═══ Input material

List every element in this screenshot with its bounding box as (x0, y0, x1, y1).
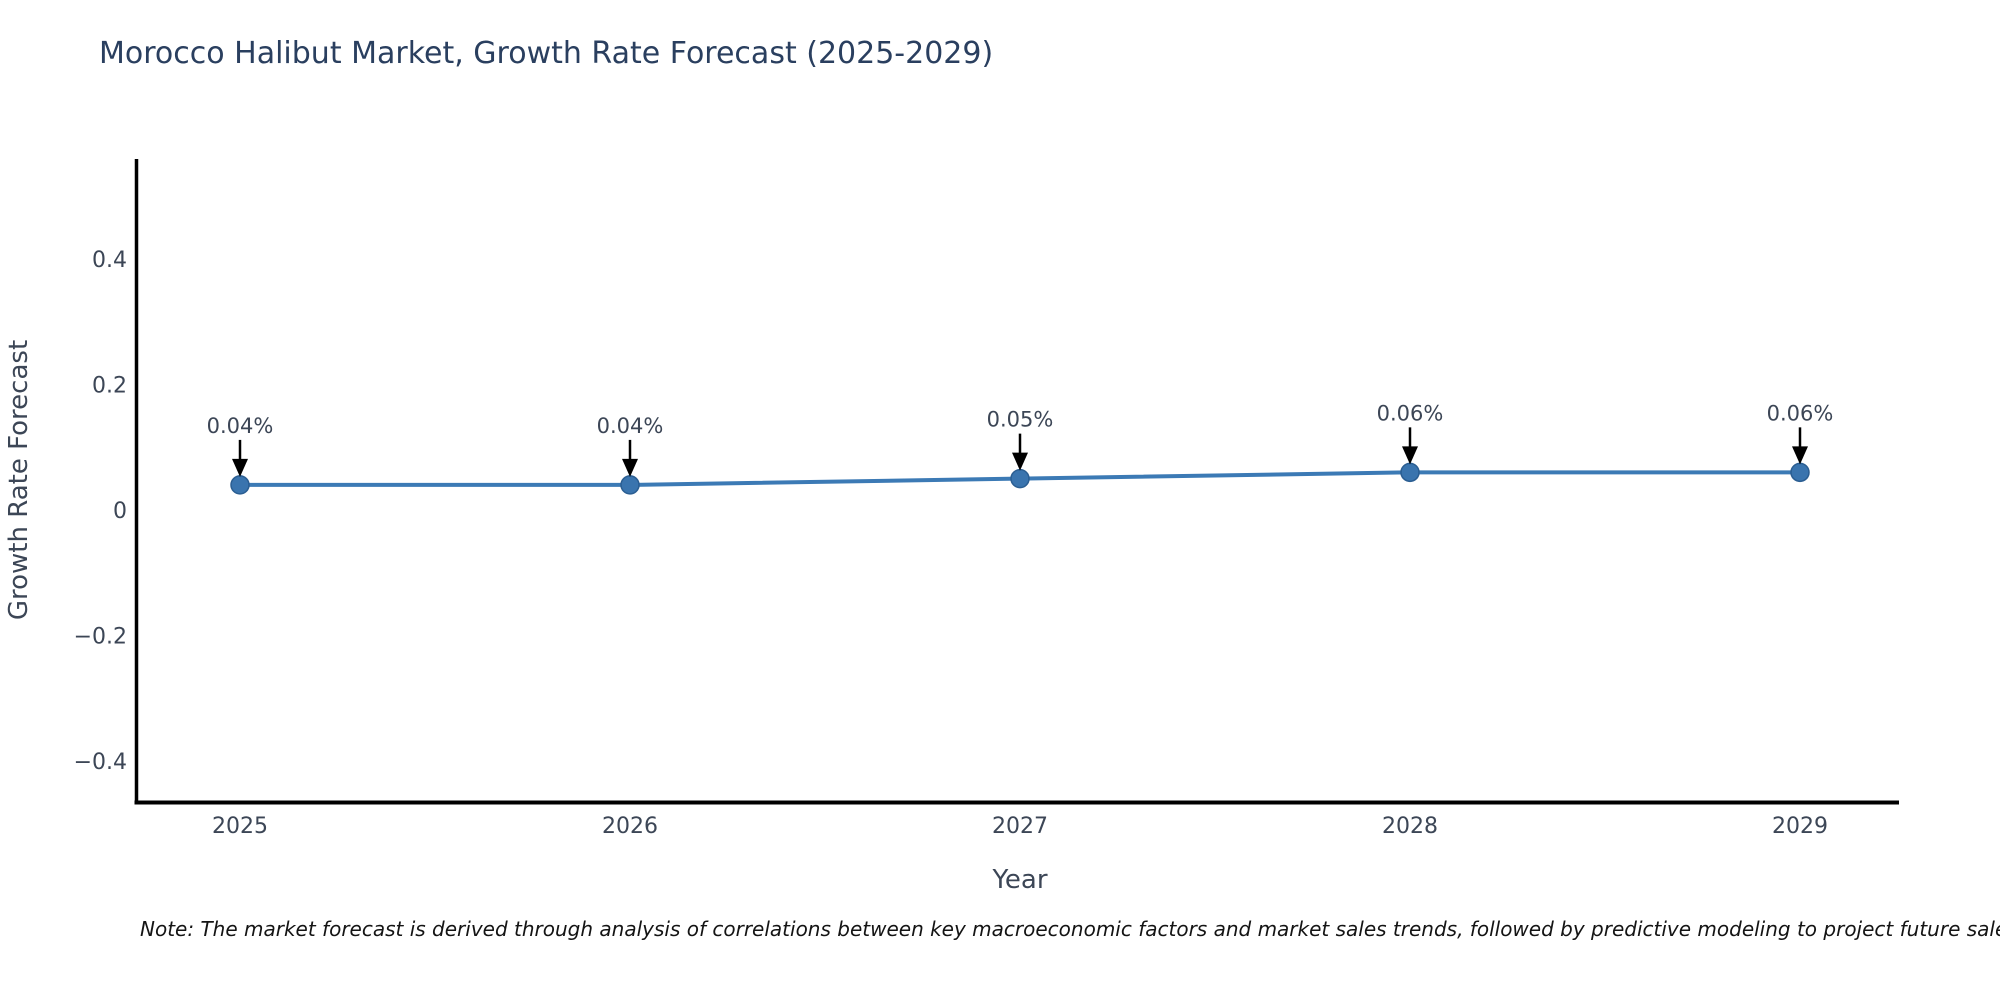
annotation-value-label: 0.05% (987, 408, 1054, 432)
y-axis-title: Growth Rate Forecast (4, 340, 34, 620)
x-axis-title: Year (991, 865, 1047, 895)
annotation-value-label: 0.04% (597, 414, 664, 438)
footnote-text: Note: The market forecast is derived thr… (140, 917, 2000, 941)
y-tick-label: 0.4 (92, 248, 127, 273)
x-tick-label: 2028 (1382, 814, 1438, 839)
y-tick-label: 0 (113, 499, 127, 524)
annotation-arrow-head (622, 458, 638, 477)
annotation-value-label: 0.04% (207, 414, 274, 438)
x-tick-label: 2027 (992, 814, 1048, 839)
annotation-arrow-head (232, 458, 248, 477)
y-tick-label: −0.4 (74, 750, 127, 775)
y-tick-label: −0.2 (74, 625, 127, 650)
annotation-arrow-head (1402, 446, 1418, 465)
data-point-marker[interactable] (230, 475, 250, 495)
annotation-arrow-head (1012, 452, 1028, 471)
x-tick-label: 2029 (1772, 814, 1828, 839)
data-point-marker[interactable] (620, 475, 640, 495)
x-tick-label: 2025 (212, 814, 268, 839)
data-point-marker[interactable] (1400, 462, 1420, 483)
y-tick-label: 0.2 (92, 374, 127, 399)
annotation-arrow-head (1792, 446, 1808, 465)
data-point-marker[interactable] (1790, 462, 1810, 483)
annotation-value-label: 0.06% (1767, 401, 1834, 425)
data-point-marker[interactable] (1010, 468, 1030, 489)
annotation-value-label: 0.06% (1377, 401, 1444, 425)
x-tick-label: 2026 (602, 814, 658, 839)
chart-title: Morocco Halibut Market, Growth Rate Fore… (99, 36, 994, 71)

══════

Set problem:
Please rewrite all the items above, substituting "arrow-tip" for every "annotation-arrow-head" and leaving everything else unchanged. Omit the pictures from your answer.

Result for this exercise:
List every element in this screenshot with its bounding box as (x0, y0, x1, y1).
annotation-value-label: 0.05% (987, 408, 1054, 432)
y-axis-title: Growth Rate Forecast (4, 340, 34, 620)
x-axis-title: Year (991, 865, 1047, 895)
annotation-value-label: 0.04% (597, 414, 664, 438)
footnote-text: Note: The market forecast is derived thr… (140, 917, 2000, 941)
y-tick-label: 0.4 (92, 248, 127, 273)
x-tick-label: 2028 (1382, 814, 1438, 839)
y-tick-label: 0 (113, 499, 127, 524)
arrow-tip (622, 458, 638, 477)
annotation-value-label: 0.04% (207, 414, 274, 438)
x-tick-label: 2027 (992, 814, 1048, 839)
arrow-tip (232, 458, 248, 477)
y-tick-label: −0.4 (74, 750, 127, 775)
y-tick-label: −0.2 (74, 625, 127, 650)
arrow-tip (1402, 446, 1418, 465)
data-point-marker[interactable] (230, 475, 250, 495)
arrow-tip (1012, 452, 1028, 471)
x-tick-label: 2029 (1772, 814, 1828, 839)
data-point-marker[interactable] (620, 475, 640, 495)
x-tick-label: 2025 (212, 814, 268, 839)
data-point-marker[interactable] (1400, 462, 1420, 483)
y-tick-label: 0.2 (92, 374, 127, 399)
arrow-tip (1792, 446, 1808, 465)
data-point-marker[interactable] (1790, 462, 1810, 483)
annotation-value-label: 0.06% (1767, 401, 1834, 425)
data-point-marker[interactable] (1010, 468, 1030, 489)
annotation-value-label: 0.06% (1377, 401, 1444, 425)
x-tick-label: 2026 (602, 814, 658, 839)
chart-title: Morocco Halibut Market, Growth Rate Fore… (99, 36, 994, 71)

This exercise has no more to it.